= 1986 in organized crime =

In 1986, a number of events took place in organized crime.
==Events==
- According to the government reports, it is estimated there are 2,500 members of the "La Cosa Nostra" and thousands of associate members. Reports also are said to include the Italian-American Mafia as the largest organized crime group in the United States and continues to hold dominance over the National Crime Syndicate, despite the increasing numbers of street gangs and other organizations of non-Italian or Sicilian ethnicity.
- Robert "DiB" DiBernardo, Gambino crime family caporegime involved in pornography operations, is murdered.
- Frank DeCicco, capo and associate of Gambino crime family leader Paul Castellano, who eventually betrayed Castellano to John Gotti, is murdered (carbomb).
- Peter "Little Pete" Tambone, a drug trafficker and former member of the Gambino crime family, is reinstated by John Gotti. Tambone had been previously banished from the crime family by former leader Paul Castellano after his participation in the (Angelo)Ruggerio-(Gene)Gotti heroin operation.
-----
## Set exercise 1
Answer these questions from the text on organized crime in 1986:
(a) How many members of "La Cosa Nostra" do government reports estimate there are?
(b) By what means was Frank DeCicco murdered?
(c) Who reinstated Peter "Little Pete" Tambone?
## Set exercise 2
Based on the text on organized crime in 1986, explain in one to three sentences why Peter Tambone had earlier been banished from the Gambino crime family.
## Set exercise 3
From the text on organized crime in 1986, reproduce the part that opens with the words containing "- Frank DeCicco, capo" and closes with "(Angelo)Ruggerio-(Gene)Gotti heroin operation.".

Region boundary data:
-----
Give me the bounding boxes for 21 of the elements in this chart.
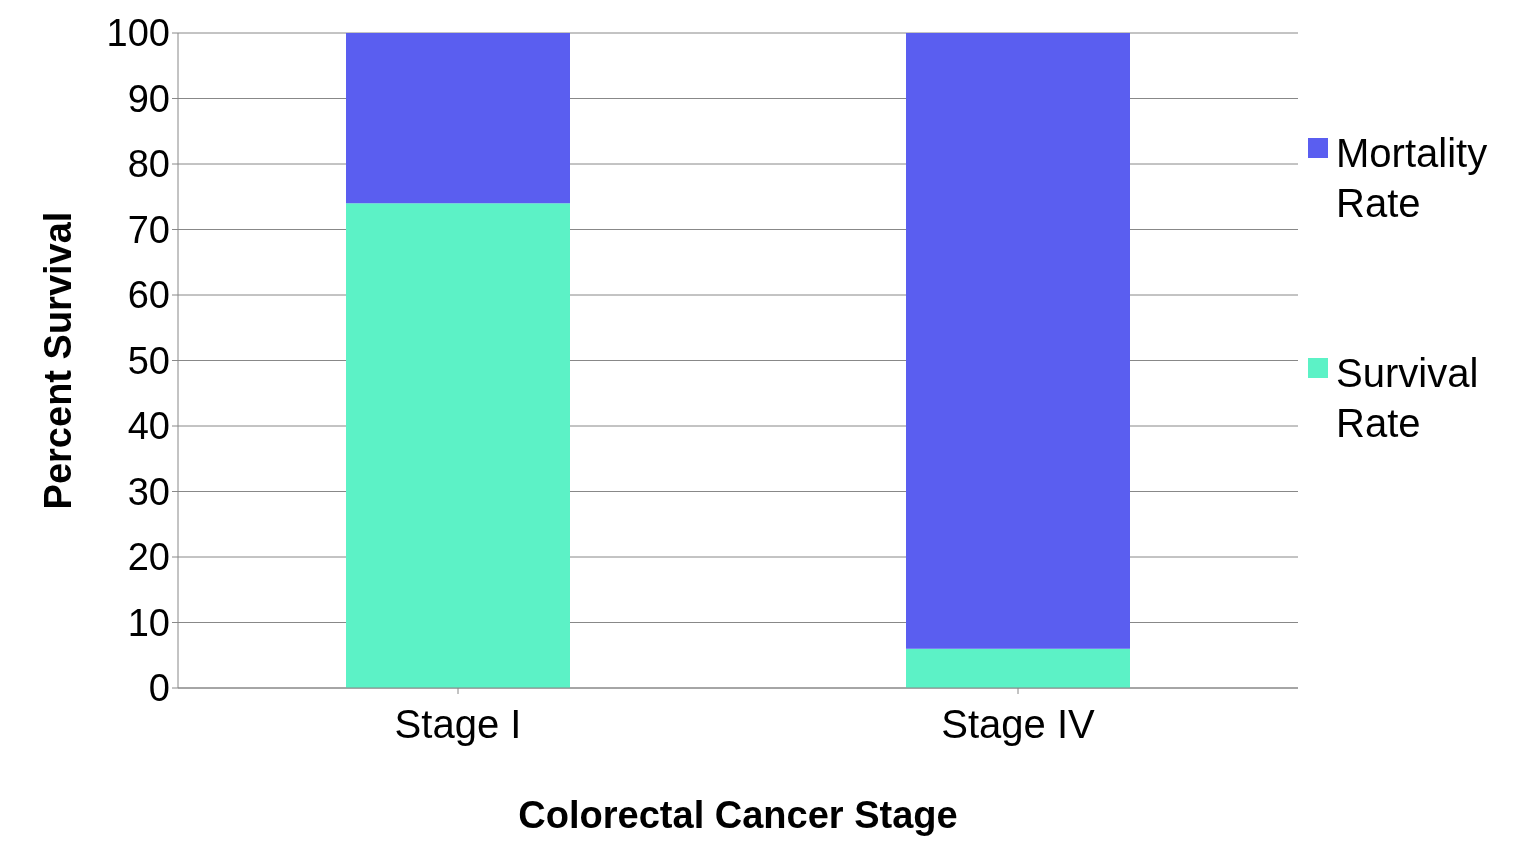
y-tick-label: 100 xyxy=(106,12,170,55)
y-tick-label: 50 xyxy=(127,339,170,382)
legend-label: Mortality Rate xyxy=(1336,130,1489,227)
y-tick-label: 30 xyxy=(127,470,170,513)
y-tick-label: 40 xyxy=(127,405,170,448)
y-tick-label: 80 xyxy=(127,143,170,186)
bar xyxy=(906,33,1130,649)
y-tick-label: 10 xyxy=(127,601,170,644)
y-tick-label: 70 xyxy=(127,208,170,251)
x-tick-label: Stage IV xyxy=(941,702,1096,747)
y-tick-label: 60 xyxy=(127,274,170,317)
y-tick-label: 0 xyxy=(148,667,170,710)
y-axis-title: Percent Survival xyxy=(37,211,80,510)
legend-label: Survival Rate xyxy=(1336,350,1480,447)
x-axis-title: Colorectal Cancer Stage xyxy=(518,794,958,836)
bar xyxy=(906,648,1130,688)
x-tick-label: Stage I xyxy=(394,702,522,747)
y-tick-label: 90 xyxy=(127,77,170,120)
y-tick-label: 20 xyxy=(127,536,170,579)
bar xyxy=(346,203,570,688)
bar xyxy=(346,33,570,204)
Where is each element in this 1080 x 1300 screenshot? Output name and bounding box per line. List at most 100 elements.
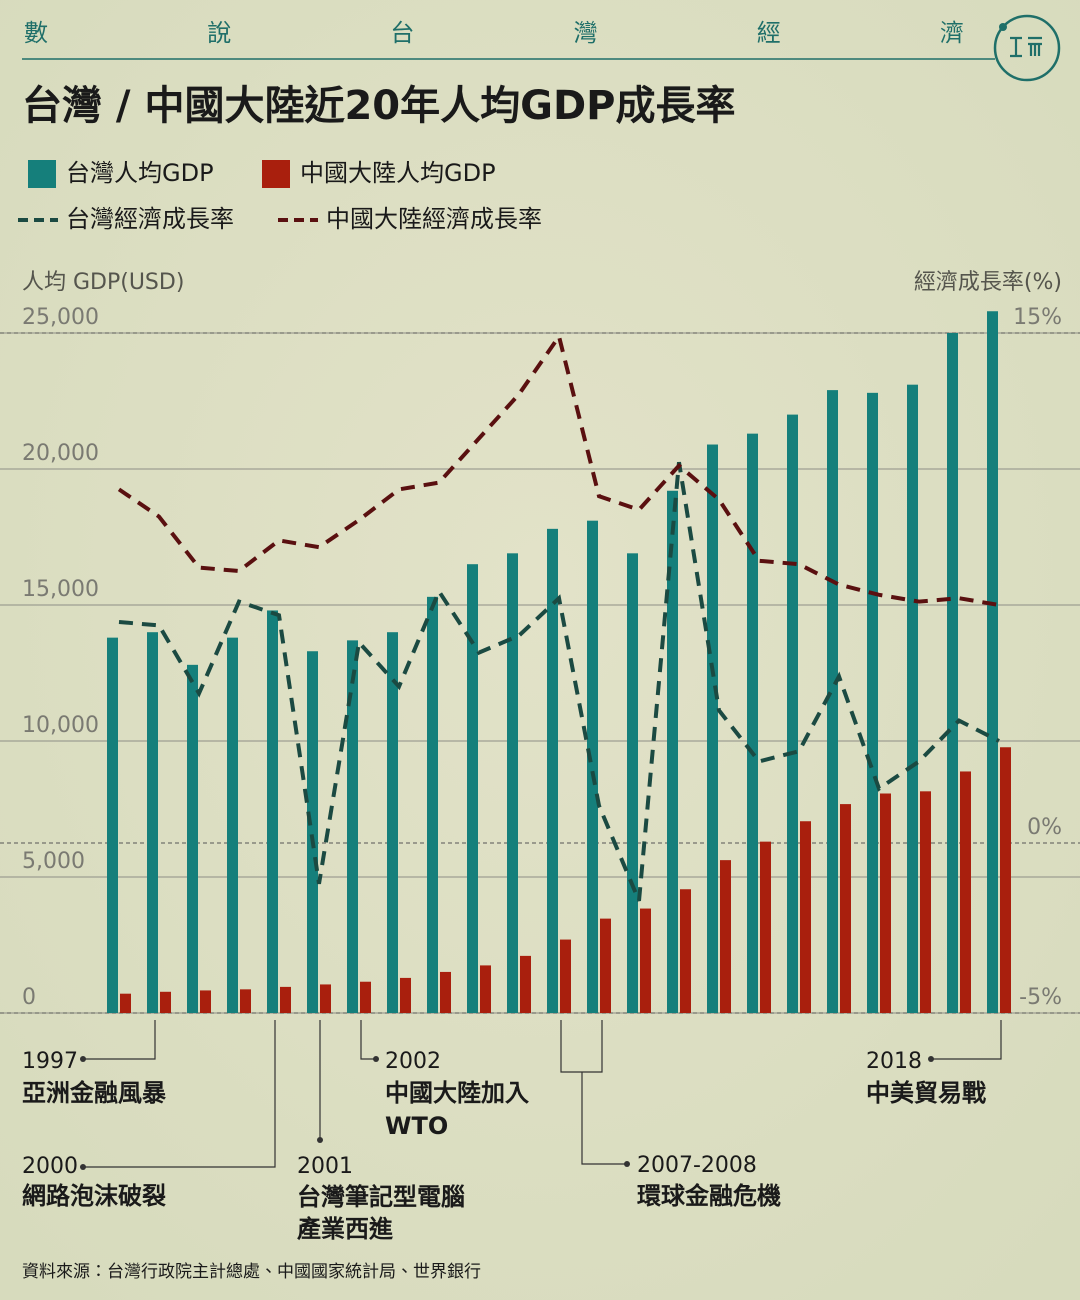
bar — [560, 939, 571, 1013]
annotation-connector — [83, 1020, 156, 1060]
bar — [867, 392, 878, 1014]
bar — [347, 640, 358, 1013]
y2-tick-label: 15% — [1013, 305, 1062, 330]
line-series — [118, 461, 1000, 902]
bar — [987, 311, 998, 1013]
bar — [707, 444, 718, 1013]
legend-swatch — [262, 160, 290, 188]
annotation-year: 2002 — [385, 1049, 441, 1074]
annotation-connector — [83, 1020, 276, 1168]
bar — [960, 771, 971, 1013]
annotation-dot — [624, 1161, 630, 1167]
bar — [880, 793, 891, 1013]
annotation-label: 台灣筆記型電腦 — [297, 1183, 465, 1211]
bar — [600, 918, 611, 1013]
annotation-label: 中國大陸加入 — [385, 1079, 529, 1107]
annotation-connector — [560, 1020, 627, 1165]
annotation-year: 2018 — [866, 1049, 922, 1074]
bar — [760, 841, 771, 1013]
bar — [1000, 747, 1011, 1013]
bar — [147, 632, 158, 1013]
annotation-dot — [373, 1056, 379, 1062]
bar — [627, 553, 638, 1013]
bar — [427, 596, 438, 1013]
plot-area: 0 5,000 10,000 15,000 20,000 25,000 -5% 0% 15% — [0, 305, 1080, 1014]
annotation-year: 1997 — [22, 1049, 78, 1074]
y2-axis-title: 經濟成長率(%) — [914, 270, 1062, 295]
bar — [667, 490, 678, 1013]
annotation-label: 網路泡沫破裂 — [22, 1182, 166, 1210]
bar — [320, 984, 331, 1013]
annotation-connector — [360, 1020, 376, 1060]
bar — [747, 433, 758, 1013]
chart-title: 台灣 / 中國大陸近20年人均GDP成長率 — [22, 83, 735, 129]
logo-glyph — [1010, 36, 1042, 58]
logo-dot — [999, 23, 1007, 31]
annotation-dot — [80, 1164, 86, 1170]
annotation-label: 產業西進 — [297, 1215, 394, 1243]
bar — [920, 791, 931, 1013]
bar — [480, 965, 491, 1013]
annotation-year: 2000 — [22, 1154, 78, 1179]
bar — [280, 986, 291, 1013]
bar — [387, 632, 398, 1013]
y-tick-label: 25,000 — [22, 305, 99, 330]
bar — [307, 651, 318, 1013]
y-tick-label: 20,000 — [22, 441, 99, 466]
bar — [827, 390, 838, 1013]
bar — [840, 804, 851, 1013]
bar — [640, 908, 651, 1013]
y-tick-label: 10,000 — [22, 713, 99, 738]
y-tick-label: 0 — [22, 985, 36, 1010]
bar — [507, 553, 518, 1013]
line-series — [117, 331, 1000, 607]
logo — [993, 14, 1061, 82]
source: 資料來源：台灣行政院主計總處、中國國家統計局、世界銀行 — [22, 1262, 481, 1282]
bar — [360, 981, 371, 1013]
bar — [947, 333, 958, 1013]
annotation-label: WTO — [385, 1112, 448, 1140]
bar — [400, 977, 411, 1013]
annotation-connector — [931, 1020, 1002, 1060]
annotation-year: 2001 — [297, 1154, 353, 1179]
annotation-label: 亞洲金融風暴 — [22, 1079, 167, 1107]
legend-label: 台灣人均GDP — [66, 159, 214, 187]
y2-tick-label: 0% — [1027, 815, 1062, 840]
annotations: 1997 亞洲金融風暴 2000 網路泡沫破裂 2001 台灣筆記型電腦 產業西… — [22, 1020, 1002, 1243]
bar — [267, 610, 278, 1013]
bar — [787, 414, 798, 1014]
legend-swatch — [28, 160, 56, 188]
bar — [120, 993, 131, 1013]
annotation-year: 2007-2008 — [637, 1153, 757, 1178]
bar — [440, 971, 451, 1013]
bar — [200, 990, 211, 1013]
annotation-dot — [928, 1056, 934, 1062]
bar — [907, 384, 918, 1013]
bar — [160, 991, 171, 1013]
bar — [187, 664, 198, 1013]
bar — [227, 637, 238, 1013]
bar — [800, 821, 811, 1013]
legend: 台灣人均GDP 中國大陸人均GDP 台灣經濟成長率 中國大陸經濟成長率 — [18, 159, 542, 233]
annotation-label: 中美貿易戰 — [866, 1079, 986, 1107]
bar — [547, 528, 558, 1013]
bar — [107, 637, 118, 1013]
bar — [520, 955, 531, 1013]
bar — [720, 860, 731, 1013]
bar — [467, 564, 478, 1013]
bar — [240, 989, 251, 1013]
legend-label: 台灣經濟成長率 — [66, 205, 234, 233]
bar — [587, 520, 598, 1013]
legend-label: 中國大陸人均GDP — [300, 159, 496, 187]
y-tick-label: 15,000 — [22, 577, 99, 602]
y2-tick-label: -5% — [1019, 985, 1062, 1010]
annotation-dot — [80, 1056, 86, 1062]
legend-label: 中國大陸經濟成長率 — [326, 205, 542, 233]
annotation-dot — [317, 1137, 323, 1143]
y-tick-label: 5,000 — [22, 849, 85, 874]
bar — [680, 889, 691, 1013]
annotation-label: 環球金融危機 — [637, 1182, 781, 1210]
y-axis-title: 人均 GDP(USD) — [22, 270, 184, 295]
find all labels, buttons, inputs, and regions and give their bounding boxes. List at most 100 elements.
-----
## Final answer 1
(a) An estimated 2,500 members, along with thousands of associate members.
(b) A car bomb.
(c) John Gotti.

## Final answer 2
Former leader Paul Castellano banished Tambone because of his participation in the Ruggerio-Gotti heroin operation. Tambone was later reinstated by John Gotti.

## Final answer 3
- Frank DeCicco, capo and associate of Gambino crime family leader Paul Castellano, who eventually betrayed Castellano to John Gotti, is murdered (carbomb).
- Peter "Little Pete" Tambone, a drug trafficker and former member of the Gambino crime family, is reinstated by John Gotti. Tambone had been previously banished from the crime family by former leader Paul Castellano after his participation in the (Angelo)Ruggerio-(Gene)Gotti heroin operation.